Set down each line of the material that follows, exactly, with no pictures.

[Collected data]
§ §

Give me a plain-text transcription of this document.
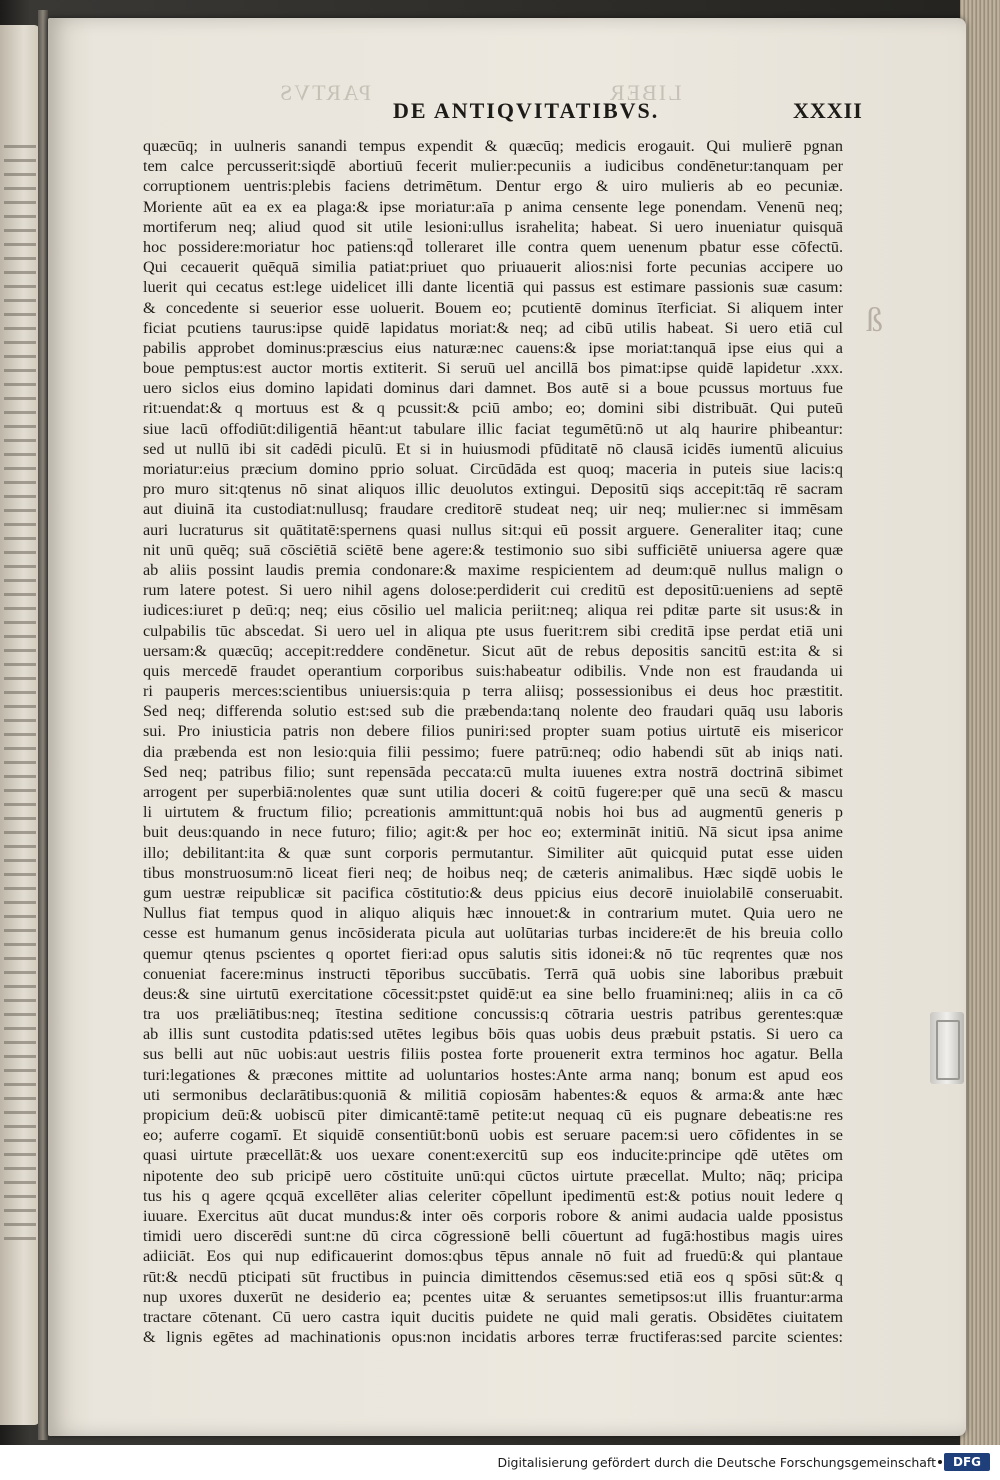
PARTVS	LIBER
DE ANTIQVITATIBVS.	XXXII
quæcūq; in uulneris sanandi tempus expendit & quæcūq; medicis erogauit. Qui mulierē pgnan
tem calce percusserit:siqdē abortiuū fecerit mulier:pecuniis a iudicibus condēnetur:tanquam per
corruptionem uentris:plebis faciens detrimētum. Dentur ergo & uiro mulieris ab eo pecuniæ.
Moriente aūt ea ex ea plaga:& ipse moriatur:aīa p anima censente lege ponendam. Venenū neq;
mortiferum neq; aliud quod sit utile lesioni:ullus israhelita; habeat. Si uero inueniatur quisquā
hoc possidere:moriatur hoc patiens:qd̄ tolleraret ille contra quem uenenum pbatur esse cōfectū.
Qui cecauerit quēquā similia patiat:priuet quo priuauerit alios:nisi forte pecunias accipere uo
luerit qui cecatus est:lege uidelicet illi dante licentiā qui passus est estimare passionis suæ casum:
& concedente si seuerior esse uoluerit. Bouem eo; pcutientē dominus īterficiat. Si aliquem inter
ficiat pcutiens taurus:ipse quidē lapidatus moriat:& neq; ad cibū utilis habeat. Si uero etiā cul
pabilis approbet dominus:præscius eius naturæ:nec cauens:& ipse moriat:tanquā ipse eius qui a
boue pemptus:est auctor mortis extiterit. Si seruū uel ancillā bos pimat:ipse quidē lapidetur .xxx.
uero siclos eius domino lapidati dominus dari damnet. Bos autē si a boue pcussus mortuus fue
rit:uendat:& q mortuus est & q pcussit:& pciū ambo; eo; domini sibi distribuāt. Qui puteū
siue lacū offodiūt:diligentiā hēant:ut tabulare illic faciat tegumētū:nō ut alq haurire phibeantur:
sed ut nullū ibi sit cadēdi piculū. Et si in huiusmodi pfūditatē nō clausā icidēs iumentū alicuius
moriatur:eius præcium domino pprio soluat. Circūdāda est quoq; maceria in puteis siue lacis:q
pro muro sit:qtenus nō sinat aliquos illic deuolutos extingui. Depositū siqs accepit:tāq rē sacram
aut diuinā ita custodiat:nullusq; fraudare creditorē studeat neq; uir neq; mulier:nec si immēsam
auri lucraturus sit quātitatē:spernens quasi nullus sit:qui eū possit arguere. Generaliter itaq; cune
nit unū quēq; suā cōsciētiā sciētē bene agere:& testimonio suo sibi sufficiētē uniuersa agere quæ
ab aliis possint laudis premia condonare:& maxime respicientem ad deum:quē nullus malign o
rum latere potest. Si uero nihil agens dolose:perdiderit cui creditū est depositū:ueniens ad septē
iudices:iuret p deū:q; neq; eius cōsilio uel malicia periit:neq; aliqua rei pditæ parte sit usus:& in
culpabilis tūc abscedat. Si uero uel in aliqua pte usus fuerit:rem sibi creditā ipse perdat etiā uni
uersam:& quæcūq; accepit:reddere condēnetur. Sicut aūt de rebus depositis sancitū est:ita & si
quis mercedē fraudet operantium corporibus suis:habeatur odibilis. Vnde non est fraudanda ui
ri pauperis merces:scientibus uniuersis:quia p terra aliisq; possessionibus ei deus hoc præstitit.
Sed neq; differenda solutio est:sed sub die præbenda:tanq nolente deo fraudari quāq usu laboris
sui. Pro iniusticia patris non debere filios puniri:sed propter suam potius uirtutē eis misericor
dia præbenda est non lesio:quia filii pessimo; fuere patrū:neq; odio habendi sūt ab iniqs nati.
Sed neq; patribus filio; sunt repensāda peccata:cū multa iuuenes extra nostrā doctrinā sibimet
arrogent per superbiā:nolentes quæ sunt utilia doceri & coitū fugere:per quē una secū & mascu
li uirtutem & fructum filio; pcreationis ammittunt:quā nobis hoi bus ad augmentū generis p
buit deus:quando in nece futuro; filio; agit:& per hoc eo; extermināt initiū. Nā sicut ipsa anime
illo; debilitant:ita & quæ sunt corporis permutantur. Similiter aūt quicquid putat esse uiden
tibus monstruosum:nō liceat fieri neq; de hoibus neq; de cæteris animalibus. Hæc siqdē uobis le
gum uestræ reipublicæ sit pacifica cōstitutio:& deus ppicius eius decorē inuiolabilē conseruabit.
Nullus fiat tempus quod in aliquo aliquis hæc innouet:& in contrarium mutet. Quia uero ne
cesse est humanum genus incōsiderata picula aut uolūtarias turbas incidere:ēt de his breuia collo
quemur qtenus pscientes q oportet fieri:ad opus salutis sitis idonei:& nō tūc reqrentes quæ nos
conueniat facere:minus instructi tēporibus succūbatis. Terrā quā uobis sine laboribus præbuit
deus:& sine uirtutū exercitatione cōcessit:pstet quidē:ut ea sine bello fruamini:neq; aliis in ca cō
tra uos præliātibus:neq; ītestina seditione concussis:q cōtraria uestris patribus gerentes:quæ
ab illis sunt custodita pdatis:sed utētes legibus bōis quas uobis deus præbuit pstatis. Si uero ca
sus belli aut nūc uobis:aut uestris filiis postea forte prouenerit extra terminos hoc agatur. Bella
turi:legationes & præcones mittite ad uoluntarios hostes:Ante arma nanq; bonum est apud eos
uti sermonibus declarātibus:quoniā & militiā copiosām habentes:& equos & arma:& ante hæc
propicium deū:& uobiscū piter dimicantē:tamē petite:ut nequaq cū eis pugnare debeatis:ne res
eo; auferre cogamī. Et siquidē consentiūt:bonū uobis est seruare pacem:si uero cōfidentes in se
quasi uirtute præcellāt:& uos uexare conent:exercitū sup eos inducite:principe qdē utētes om
nipotente deo sub pricipē uero cōstituite unū:qui cūctos uirtute præcellat. Multo; nāq; pricipa
tus his q agere qcquā excellēter alias celeriter cōpellunt ipedimentū est:& potius nouit ledere q
iuuare. Exercitus aūt ducat mundus:& inter oēs corporis robore & animi audacia ualde pposistus
timidi uero discerēdi sunt:ne dū circa cōgressionē belli cōuertunt ad fugā:hostibus magis uires
adiiciāt. Eos qui nup edificauerint domos:qbus tēpus annale nō fuit ad fruedū:& qui plantaue
rūt:& necdū pticipati sūt fructibus in puincia dimittendos cēsemus:sed etiā eos q spōsi sūt:& q
nup uxores duxerūt ne desiderio ea; pcentes uitæ & seruantes semetipsos:ut illis fruantur:arma
tractare cōtenant. Cū uero castra iquit ducitis puidete ne quid mali geratis. Obsidētes ciuitatem
& lignis egētes ad machinationis opus:non incidatis arbores terræ fructiferas:sed parcite scientes:
ß
Digitalisierung gefördert durch die Deutsche Forschungsgemeinschaft	DFG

§ §

## Answer in full
Give me a plain-text transcription of this document.
PARTVS	LIBER
DE ANTIQVITATIBVS.	XXXII
quæcūq; in uulneris sanandi tempus expendit & quæcūq; medicis erogauit. Qui mulierē pgnan
tem calce percusserit:siqdē abortiuū fecerit mulier:pecuniis a iudicibus condēnetur:tanquam per
corruptionem uentris:plebis faciens detrimētum. Dentur ergo & uiro mulieris ab eo pecuniæ.
Moriente aūt ea ex ea plaga:& ipse moriatur:aīa p anima censente lege ponendam. Venenū neq;
mortiferum neq; aliud quod sit utile lesioni:ullus israhelita; habeat. Si uero inueniatur quisquā
hoc possidere:moriatur hoc patiens:qd̄ tolleraret ille contra quem uenenum pbatur esse cōfectū.
Qui cecauerit quēquā similia patiat:priuet quo priuauerit alios:nisi forte pecunias accipere uo
luerit qui cecatus est:lege uidelicet illi dante licentiā qui passus est estimare passionis suæ casum:
& concedente si seuerior esse uoluerit. Bouem eo; pcutientē dominus īterficiat. Si aliquem inter
ficiat pcutiens taurus:ipse quidē lapidatus moriat:& neq; ad cibū utilis habeat. Si uero etiā cul
pabilis approbet dominus:præscius eius naturæ:nec cauens:& ipse moriat:tanquā ipse eius qui a
boue pemptus:est auctor mortis extiterit. Si seruū uel ancillā bos pimat:ipse quidē lapidetur .xxx.
uero siclos eius domino lapidati dominus dari damnet. Bos autē si a boue pcussus mortuus fue
rit:uendat:& q mortuus est & q pcussit:& pciū ambo; eo; domini sibi distribuāt. Qui puteū
siue lacū offodiūt:diligentiā hēant:ut tabulare illic faciat tegumētū:nō ut alq haurire phibeantur:
sed ut nullū ibi sit cadēdi piculū. Et si in huiusmodi pfūditatē nō clausā icidēs iumentū alicuius
moriatur:eius præcium domino pprio soluat. Circūdāda est quoq; maceria in puteis siue lacis:q
pro muro sit:qtenus nō sinat aliquos illic deuolutos extingui. Depositū siqs accepit:tāq rē sacram
aut diuinā ita custodiat:nullusq; fraudare creditorē studeat neq; uir neq; mulier:nec si immēsam
auri lucraturus sit quātitatē:spernens quasi nullus sit:qui eū possit arguere. Generaliter itaq; cune
nit unū quēq; suā cōsciētiā sciētē bene agere:& testimonio suo sibi sufficiētē uniuersa agere quæ
ab aliis possint laudis premia condonare:& maxime respicientem ad deum:quē nullus malign o
rum latere potest. Si uero nihil agens dolose:perdiderit cui creditū est depositū:ueniens ad septē
iudices:iuret p deū:q; neq; eius cōsilio uel malicia periit:neq; aliqua rei pditæ parte sit usus:& in
culpabilis tūc abscedat. Si uero uel in aliqua pte usus fuerit:rem sibi creditā ipse perdat etiā uni
uersam:& quæcūq; accepit:reddere condēnetur. Sicut aūt de rebus depositis sancitū est:ita & si
quis mercedē fraudet operantium corporibus suis:habeatur odibilis. Vnde non est fraudanda ui
ri pauperis merces:scientibus uniuersis:quia p terra aliisq; possessionibus ei deus hoc præstitit.
Sed neq; differenda solutio est:sed sub die præbenda:tanq nolente deo fraudari quāq usu laboris
sui. Pro iniusticia patris non debere filios puniri:sed propter suam potius uirtutē eis misericor
dia præbenda est non lesio:quia filii pessimo; fuere patrū:neq; odio habendi sūt ab iniqs nati.
Sed neq; patribus filio; sunt repensāda peccata:cū multa iuuenes extra nostrā doctrinā sibimet
arrogent per superbiā:nolentes quæ sunt utilia doceri & coitū fugere:per quē una secū & mascu
li uirtutem & fructum filio; pcreationis ammittunt:quā nobis hoi bus ad augmentū generis p
buit deus:quando in nece futuro; filio; agit:& per hoc eo; extermināt initiū. Nā sicut ipsa anime
illo; debilitant:ita & quæ sunt corporis permutantur. Similiter aūt quicquid putat esse uiden
tibus monstruosum:nō liceat fieri neq; de hoibus neq; de cæteris animalibus. Hæc siqdē uobis le
gum uestræ reipublicæ sit pacifica cōstitutio:& deus ppicius eius decorē inuiolabilē conseruabit.
Nullus fiat tempus quod in aliquo aliquis hæc innouet:& in contrarium mutet. Quia uero ne
cesse est humanum genus incōsiderata picula aut uolūtarias turbas incidere:ēt de his breuia collo
quemur qtenus pscientes q oportet fieri:ad opus salutis sitis idonei:& nō tūc reqrentes quæ nos
conueniat facere:minus instructi tēporibus succūbatis. Terrā quā uobis sine laboribus præbuit
deus:& sine uirtutū exercitatione cōcessit:pstet quidē:ut ea sine bello fruamini:neq; aliis in ca cō
tra uos præliātibus:neq; ītestina seditione concussis:q cōtraria uestris patribus gerentes:quæ
ab illis sunt custodita pdatis:sed utētes legibus bōis quas uobis deus præbuit pstatis. Si uero ca
sus belli aut nūc uobis:aut uestris filiis postea forte prouenerit extra terminos hoc agatur. Bella
turi:legationes & præcones mittite ad uoluntarios hostes:Ante arma nanq; bonum est apud eos
uti sermonibus declarātibus:quoniā & militiā copiosām habentes:& equos & arma:& ante hæc
propicium deū:& uobiscū piter dimicantē:tamē petite:ut nequaq cū eis pugnare debeatis:ne res
eo; auferre cogamī. Et siquidē consentiūt:bonū uobis est seruare pacem:si uero cōfidentes in se
quasi uirtute præcellāt:& uos uexare conent:exercitū sup eos inducite:principe qdē utētes om
nipotente deo sub pricipē uero cōstituite unū:qui cūctos uirtute præcellat. Multo; nāq; pricipa
tus his q agere qcquā excellēter alias celeriter cōpellunt ipedimentū est:& potius nouit ledere q
iuuare. Exercitus aūt ducat mundus:& inter oēs corporis robore & animi audacia ualde pposistus
timidi uero discerēdi sunt:ne dū circa cōgressionē belli cōuertunt ad fugā:hostibus magis uires
adiiciāt. Eos qui nup edificauerint domos:qbus tēpus annale nō fuit ad fruedū:& qui plantaue
rūt:& necdū pticipati sūt fructibus in puincia dimittendos cēsemus:sed etiā eos q spōsi sūt:& q
nup uxores duxerūt ne desiderio ea; pcentes uitæ & seruantes semetipsos:ut illis fruantur:arma
tractare cōtenant. Cū uero castra iquit ducitis puidete ne quid mali geratis. Obsidētes ciuitatem
& lignis egētes ad machinationis opus:non incidatis arbores terræ fructiferas:sed parcite scientes:
ß
Digitalisierung gefördert durch die Deutsche Forschungsgemeinschaft	DFG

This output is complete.